Copy out every line of the records where the string "climatology" occurs.
########
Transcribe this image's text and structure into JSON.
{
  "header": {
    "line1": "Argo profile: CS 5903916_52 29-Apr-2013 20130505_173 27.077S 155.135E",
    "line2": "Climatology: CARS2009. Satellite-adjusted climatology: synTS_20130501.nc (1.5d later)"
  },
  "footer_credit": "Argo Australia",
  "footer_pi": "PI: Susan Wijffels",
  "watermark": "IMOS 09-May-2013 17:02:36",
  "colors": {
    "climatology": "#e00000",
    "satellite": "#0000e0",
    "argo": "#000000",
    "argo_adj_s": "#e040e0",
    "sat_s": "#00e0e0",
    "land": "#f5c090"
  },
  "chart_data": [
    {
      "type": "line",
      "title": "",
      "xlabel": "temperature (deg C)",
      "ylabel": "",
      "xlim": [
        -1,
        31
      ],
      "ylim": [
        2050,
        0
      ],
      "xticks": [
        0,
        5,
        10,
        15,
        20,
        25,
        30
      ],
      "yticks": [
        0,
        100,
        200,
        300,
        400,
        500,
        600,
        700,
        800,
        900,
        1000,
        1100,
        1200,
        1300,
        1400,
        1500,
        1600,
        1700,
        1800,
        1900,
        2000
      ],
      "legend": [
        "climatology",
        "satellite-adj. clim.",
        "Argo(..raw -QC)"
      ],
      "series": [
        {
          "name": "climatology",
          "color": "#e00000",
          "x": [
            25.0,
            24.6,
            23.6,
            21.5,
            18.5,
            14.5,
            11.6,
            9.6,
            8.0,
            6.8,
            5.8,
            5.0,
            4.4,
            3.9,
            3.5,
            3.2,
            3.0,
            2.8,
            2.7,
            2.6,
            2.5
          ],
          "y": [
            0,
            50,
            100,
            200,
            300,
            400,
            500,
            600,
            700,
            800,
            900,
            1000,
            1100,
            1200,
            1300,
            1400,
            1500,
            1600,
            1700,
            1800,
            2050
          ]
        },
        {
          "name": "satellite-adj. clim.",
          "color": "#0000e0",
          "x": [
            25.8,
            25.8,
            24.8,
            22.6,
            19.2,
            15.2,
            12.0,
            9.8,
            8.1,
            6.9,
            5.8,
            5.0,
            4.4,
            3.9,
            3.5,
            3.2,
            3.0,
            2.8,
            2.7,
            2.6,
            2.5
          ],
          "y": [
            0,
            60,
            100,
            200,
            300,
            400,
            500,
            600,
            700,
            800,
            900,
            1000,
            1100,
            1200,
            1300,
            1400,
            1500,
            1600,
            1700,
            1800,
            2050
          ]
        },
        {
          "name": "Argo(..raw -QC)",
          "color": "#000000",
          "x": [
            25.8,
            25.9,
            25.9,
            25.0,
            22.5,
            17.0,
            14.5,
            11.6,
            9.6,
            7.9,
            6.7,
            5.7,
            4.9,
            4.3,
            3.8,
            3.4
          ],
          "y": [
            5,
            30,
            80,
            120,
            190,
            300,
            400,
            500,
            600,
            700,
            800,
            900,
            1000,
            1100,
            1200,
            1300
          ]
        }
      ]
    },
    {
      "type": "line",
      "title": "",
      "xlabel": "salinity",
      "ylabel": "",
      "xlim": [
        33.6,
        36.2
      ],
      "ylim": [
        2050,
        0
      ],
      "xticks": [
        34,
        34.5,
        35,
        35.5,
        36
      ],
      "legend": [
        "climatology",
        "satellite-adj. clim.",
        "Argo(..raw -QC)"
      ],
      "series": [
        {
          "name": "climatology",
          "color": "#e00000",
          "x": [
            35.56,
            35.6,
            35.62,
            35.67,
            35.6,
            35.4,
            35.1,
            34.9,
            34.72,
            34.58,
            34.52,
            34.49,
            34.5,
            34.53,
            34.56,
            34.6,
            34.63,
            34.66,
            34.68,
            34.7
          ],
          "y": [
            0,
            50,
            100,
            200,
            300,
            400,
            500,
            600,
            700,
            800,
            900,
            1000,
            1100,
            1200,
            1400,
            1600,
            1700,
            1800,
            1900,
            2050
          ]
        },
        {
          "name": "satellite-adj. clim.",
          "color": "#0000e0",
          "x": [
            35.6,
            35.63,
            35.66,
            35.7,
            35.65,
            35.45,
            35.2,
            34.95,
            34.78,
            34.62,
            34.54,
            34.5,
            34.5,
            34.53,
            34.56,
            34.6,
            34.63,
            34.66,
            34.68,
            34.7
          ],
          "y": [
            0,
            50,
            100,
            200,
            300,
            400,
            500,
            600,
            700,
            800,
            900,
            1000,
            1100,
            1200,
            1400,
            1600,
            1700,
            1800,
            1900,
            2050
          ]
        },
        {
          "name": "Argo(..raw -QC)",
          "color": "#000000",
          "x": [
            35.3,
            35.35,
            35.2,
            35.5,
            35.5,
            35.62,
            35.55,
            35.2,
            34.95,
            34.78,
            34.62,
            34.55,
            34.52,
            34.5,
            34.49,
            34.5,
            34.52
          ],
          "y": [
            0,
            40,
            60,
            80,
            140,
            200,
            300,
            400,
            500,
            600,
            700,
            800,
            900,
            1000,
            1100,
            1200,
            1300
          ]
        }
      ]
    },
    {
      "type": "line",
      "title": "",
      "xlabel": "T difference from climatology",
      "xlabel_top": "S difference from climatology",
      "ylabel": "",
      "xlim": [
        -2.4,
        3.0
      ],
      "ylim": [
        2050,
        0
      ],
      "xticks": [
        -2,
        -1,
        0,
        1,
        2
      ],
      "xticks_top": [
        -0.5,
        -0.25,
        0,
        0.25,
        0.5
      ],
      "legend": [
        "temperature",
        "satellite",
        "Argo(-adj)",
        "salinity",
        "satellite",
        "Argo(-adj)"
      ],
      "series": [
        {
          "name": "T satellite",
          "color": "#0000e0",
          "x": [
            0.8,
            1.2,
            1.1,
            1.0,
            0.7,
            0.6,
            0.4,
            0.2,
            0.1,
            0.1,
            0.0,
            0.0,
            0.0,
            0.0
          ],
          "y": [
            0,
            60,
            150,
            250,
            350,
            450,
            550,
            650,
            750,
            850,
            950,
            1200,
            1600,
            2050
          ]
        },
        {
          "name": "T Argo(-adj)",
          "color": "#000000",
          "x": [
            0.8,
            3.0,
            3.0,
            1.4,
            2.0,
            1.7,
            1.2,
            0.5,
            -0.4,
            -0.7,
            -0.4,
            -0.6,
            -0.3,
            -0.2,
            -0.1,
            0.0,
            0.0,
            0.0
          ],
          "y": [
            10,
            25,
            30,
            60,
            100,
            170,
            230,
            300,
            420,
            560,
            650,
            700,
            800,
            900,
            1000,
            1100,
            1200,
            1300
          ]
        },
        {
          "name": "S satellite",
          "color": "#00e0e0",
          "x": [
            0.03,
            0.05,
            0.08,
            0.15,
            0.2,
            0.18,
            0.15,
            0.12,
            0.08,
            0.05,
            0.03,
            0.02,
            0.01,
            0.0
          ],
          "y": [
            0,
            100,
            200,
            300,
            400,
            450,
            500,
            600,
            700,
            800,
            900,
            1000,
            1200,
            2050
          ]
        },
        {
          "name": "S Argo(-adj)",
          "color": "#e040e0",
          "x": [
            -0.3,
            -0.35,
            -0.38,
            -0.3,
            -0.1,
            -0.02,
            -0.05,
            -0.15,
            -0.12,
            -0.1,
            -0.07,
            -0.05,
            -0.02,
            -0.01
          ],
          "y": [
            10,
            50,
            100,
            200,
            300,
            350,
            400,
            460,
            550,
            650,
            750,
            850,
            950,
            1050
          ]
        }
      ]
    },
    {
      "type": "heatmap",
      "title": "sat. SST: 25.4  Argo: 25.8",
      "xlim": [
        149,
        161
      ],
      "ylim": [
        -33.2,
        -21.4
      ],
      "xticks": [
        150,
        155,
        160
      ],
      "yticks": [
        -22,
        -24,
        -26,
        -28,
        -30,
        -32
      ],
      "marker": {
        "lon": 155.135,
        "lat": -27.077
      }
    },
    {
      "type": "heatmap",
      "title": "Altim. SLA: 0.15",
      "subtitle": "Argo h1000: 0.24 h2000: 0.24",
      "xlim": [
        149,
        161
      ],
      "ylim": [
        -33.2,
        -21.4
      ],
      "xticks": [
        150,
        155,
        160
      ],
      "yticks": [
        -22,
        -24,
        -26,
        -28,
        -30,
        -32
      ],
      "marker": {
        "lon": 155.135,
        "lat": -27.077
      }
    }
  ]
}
########
Full output
    "line2": "Climatology: CARS2009. Satellite-adjusted climatology: synTS_20130501.nc (1.5d later)"
    "climatology": "#e00000",
        "climatology",
          "name": "climatology",
        "climatology",
          "name": "climatology",
      "xlabel": "T difference from climatology",
      "xlabel_top": "S difference from climatology",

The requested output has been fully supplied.